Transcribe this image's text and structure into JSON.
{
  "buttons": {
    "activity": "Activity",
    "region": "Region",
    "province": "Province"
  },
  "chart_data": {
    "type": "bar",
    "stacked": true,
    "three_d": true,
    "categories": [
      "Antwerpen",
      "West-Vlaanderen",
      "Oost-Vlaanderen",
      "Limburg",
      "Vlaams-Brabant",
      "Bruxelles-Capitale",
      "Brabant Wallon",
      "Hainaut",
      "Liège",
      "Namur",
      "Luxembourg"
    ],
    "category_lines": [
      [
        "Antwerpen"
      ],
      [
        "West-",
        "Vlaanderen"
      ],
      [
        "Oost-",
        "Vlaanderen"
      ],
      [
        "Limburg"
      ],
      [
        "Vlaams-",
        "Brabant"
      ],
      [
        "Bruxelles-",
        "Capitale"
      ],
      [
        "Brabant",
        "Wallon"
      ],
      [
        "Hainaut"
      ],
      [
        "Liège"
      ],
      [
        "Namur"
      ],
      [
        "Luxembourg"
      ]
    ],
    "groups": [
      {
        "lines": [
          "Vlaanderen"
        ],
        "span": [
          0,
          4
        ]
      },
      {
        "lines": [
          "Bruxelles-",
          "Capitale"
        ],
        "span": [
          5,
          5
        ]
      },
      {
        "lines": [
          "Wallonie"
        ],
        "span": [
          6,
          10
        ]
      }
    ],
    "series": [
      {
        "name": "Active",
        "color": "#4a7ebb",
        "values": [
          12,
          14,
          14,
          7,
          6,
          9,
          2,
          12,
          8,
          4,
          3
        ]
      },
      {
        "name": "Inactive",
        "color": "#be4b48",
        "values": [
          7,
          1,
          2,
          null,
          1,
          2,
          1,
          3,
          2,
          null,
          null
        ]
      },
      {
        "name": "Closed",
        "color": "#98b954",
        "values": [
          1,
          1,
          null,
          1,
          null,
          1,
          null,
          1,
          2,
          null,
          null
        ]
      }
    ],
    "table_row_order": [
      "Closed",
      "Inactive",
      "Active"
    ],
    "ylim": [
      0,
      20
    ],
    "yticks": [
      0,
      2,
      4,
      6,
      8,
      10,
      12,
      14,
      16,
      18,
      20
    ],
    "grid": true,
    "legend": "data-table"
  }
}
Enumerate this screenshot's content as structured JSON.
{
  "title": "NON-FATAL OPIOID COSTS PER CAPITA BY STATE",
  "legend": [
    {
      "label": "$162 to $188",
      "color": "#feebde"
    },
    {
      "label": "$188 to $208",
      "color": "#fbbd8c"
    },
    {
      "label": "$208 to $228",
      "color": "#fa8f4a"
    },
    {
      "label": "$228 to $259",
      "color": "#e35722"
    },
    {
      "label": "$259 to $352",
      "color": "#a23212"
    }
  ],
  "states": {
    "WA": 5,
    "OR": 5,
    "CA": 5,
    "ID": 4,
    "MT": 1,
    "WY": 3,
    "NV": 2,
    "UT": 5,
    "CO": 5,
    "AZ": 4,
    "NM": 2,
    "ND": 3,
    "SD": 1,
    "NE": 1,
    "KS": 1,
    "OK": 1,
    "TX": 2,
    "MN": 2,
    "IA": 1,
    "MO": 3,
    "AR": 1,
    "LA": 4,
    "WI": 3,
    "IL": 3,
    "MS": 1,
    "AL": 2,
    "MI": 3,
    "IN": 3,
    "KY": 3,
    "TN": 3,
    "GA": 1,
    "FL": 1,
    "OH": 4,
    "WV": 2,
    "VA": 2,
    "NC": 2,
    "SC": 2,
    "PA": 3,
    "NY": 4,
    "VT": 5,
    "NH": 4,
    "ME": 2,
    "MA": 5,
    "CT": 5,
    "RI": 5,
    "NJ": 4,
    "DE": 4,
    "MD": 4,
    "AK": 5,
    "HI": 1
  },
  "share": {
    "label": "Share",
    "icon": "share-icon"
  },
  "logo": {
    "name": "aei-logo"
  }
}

# [Objective]
Please retype, exactly as written, every line from the line containing "Enumerate this screenshot's" through the last line of the records above, including both of those lines, and nothing else.

# [Response to this exercise]
Enumerate this screenshot's content as structured JSON.
{
  "title": "NON-FATAL OPIOID COSTS PER CAPITA BY STATE",
  "legend": [
    {
      "label": "$162 to $188",
      "color": "#feebde"
    },
    {
      "label": "$188 to $208",
      "color": "#fbbd8c"
    },
    {
      "label": "$208 to $228",
      "color": "#fa8f4a"
    },
    {
      "label": "$228 to $259",
      "color": "#e35722"
    },
    {
      "label": "$259 to $352",
      "color": "#a23212"
    }
  ],
  "states": {
    "WA": 5,
    "OR": 5,
    "CA": 5,
    "ID": 4,
    "MT": 1,
    "WY": 3,
    "NV": 2,
    "UT": 5,
    "CO": 5,
    "AZ": 4,
    "NM": 2,
    "ND": 3,
    "SD": 1,
    "NE": 1,
    "KS": 1,
    "OK": 1,
    "TX": 2,
    "MN": 2,
    "IA": 1,
    "MO": 3,
    "AR": 1,
    "LA": 4,
    "WI": 3,
    "IL": 3,
    "MS": 1,
    "AL": 2,
    "MI": 3,
    "IN": 3,
    "KY": 3,
    "TN": 3,
    "GA": 1,
    "FL": 1,
    "OH": 4,
    "WV": 2,
    "VA": 2,
    "NC": 2,
    "SC": 2,
    "PA": 3,
    "NY": 4,
    "VT": 5,
    "NH": 4,
    "ME": 2,
    "MA": 5,
    "CT": 5,
    "RI": 5,
    "NJ": 4,
    "DE": 4,
    "MD": 4,
    "AK": 5,
    "HI": 1
  },
  "share": {
    "label": "Share",
    "icon": "share-icon"
  },
  "logo": {
    "name": "aei-logo"
  }
}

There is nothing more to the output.